### The data

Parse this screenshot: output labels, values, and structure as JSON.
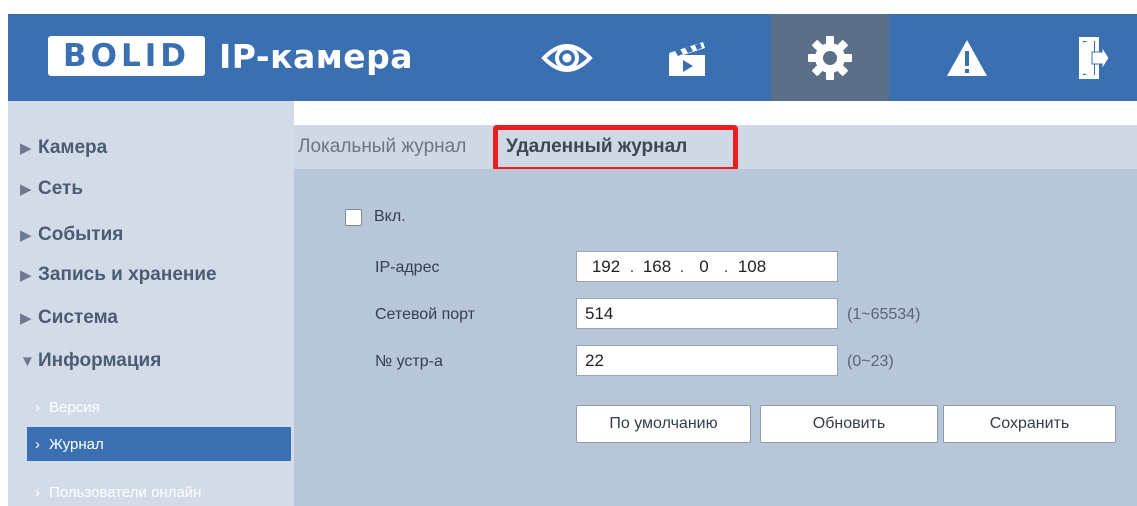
{
  "header": {
    "logo_text": "BOLID",
    "title": "IP-камера",
    "nav": [
      {
        "name": "live-view",
        "icon": "eye-icon"
      },
      {
        "name": "playback",
        "icon": "clapperboard-icon"
      },
      {
        "name": "settings",
        "icon": "gear-icon",
        "active": true
      },
      {
        "name": "alarm",
        "icon": "warning-icon"
      },
      {
        "name": "logout",
        "icon": "exit-icon"
      }
    ],
    "colors": {
      "bar": "#3a6fb2",
      "active": "#5b6f88"
    }
  },
  "sidebar": {
    "items": [
      {
        "label": "Камера",
        "expanded": false
      },
      {
        "label": "Сеть",
        "expanded": false
      },
      {
        "label": "События",
        "expanded": false
      },
      {
        "label": "Запись и хранение",
        "expanded": false
      },
      {
        "label": "Система",
        "expanded": false
      },
      {
        "label": "Информация",
        "expanded": true
      }
    ],
    "subitems": [
      {
        "label": "Версия",
        "active": false
      },
      {
        "label": "Журнал",
        "active": true
      },
      {
        "label": "Пользователи онлайн",
        "active": false
      }
    ]
  },
  "tabs": {
    "local": "Локальный журнал",
    "remote": "Удаленный журнал",
    "active": "remote"
  },
  "form": {
    "enable_label": "Вкл.",
    "enable_checked": false,
    "ip_label": "IP-адрес",
    "ip": [
      "192",
      "168",
      "0",
      "108"
    ],
    "port_label": "Сетевой порт",
    "port_value": "514",
    "port_hint": "(1~65534)",
    "device_label": "№ устр-а",
    "device_value": "22",
    "device_hint": "(0~23)"
  },
  "buttons": {
    "default": "По умолчанию",
    "refresh": "Обновить",
    "save": "Сохранить"
  },
  "highlight_color": "#ee1d1d"
}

######

### Exercise brief
Repeat the lines above exactly, and keep every picture out.

### Response below
Parse this screenshot: output labels, values, and structure as JSON.
{
  "header": {
    "logo_text": "BOLID",
    "title": "IP-камера",
    "nav": [
      {
        "name": "live-view",
        "icon": "eye-icon"
      },
      {
        "name": "playback",
        "icon": "clapperboard-icon"
      },
      {
        "name": "settings",
        "icon": "gear-icon",
        "active": true
      },
      {
        "name": "alarm",
        "icon": "warning-icon"
      },
      {
        "name": "logout",
        "icon": "exit-icon"
      }
    ],
    "colors": {
      "bar": "#3a6fb2",
      "active": "#5b6f88"
    }
  },
  "sidebar": {
    "items": [
      {
        "label": "Камера",
        "expanded": false
      },
      {
        "label": "Сеть",
        "expanded": false
      },
      {
        "label": "События",
        "expanded": false
      },
      {
        "label": "Запись и хранение",
        "expanded": false
      },
      {
        "label": "Система",
        "expanded": false
      },
      {
        "label": "Информация",
        "expanded": true
      }
    ],
    "subitems": [
      {
        "label": "Версия",
        "active": false
      },
      {
        "label": "Журнал",
        "active": true
      },
      {
        "label": "Пользователи онлайн",
        "active": false
      }
    ]
  },
  "tabs": {
    "local": "Локальный журнал",
    "remote": "Удаленный журнал",
    "active": "remote"
  },
  "form": {
    "enable_label": "Вкл.",
    "enable_checked": false,
    "ip_label": "IP-адрес",
    "ip": [
      "192",
      "168",
      "0",
      "108"
    ],
    "port_label": "Сетевой порт",
    "port_value": "514",
    "port_hint": "(1~65534)",
    "device_label": "№ устр-а",
    "device_value": "22",
    "device_hint": "(0~23)"
  },
  "buttons": {
    "default": "По умолчанию",
    "refresh": "Обновить",
    "save": "Сохранить"
  },
  "highlight_color": "#ee1d1d"
}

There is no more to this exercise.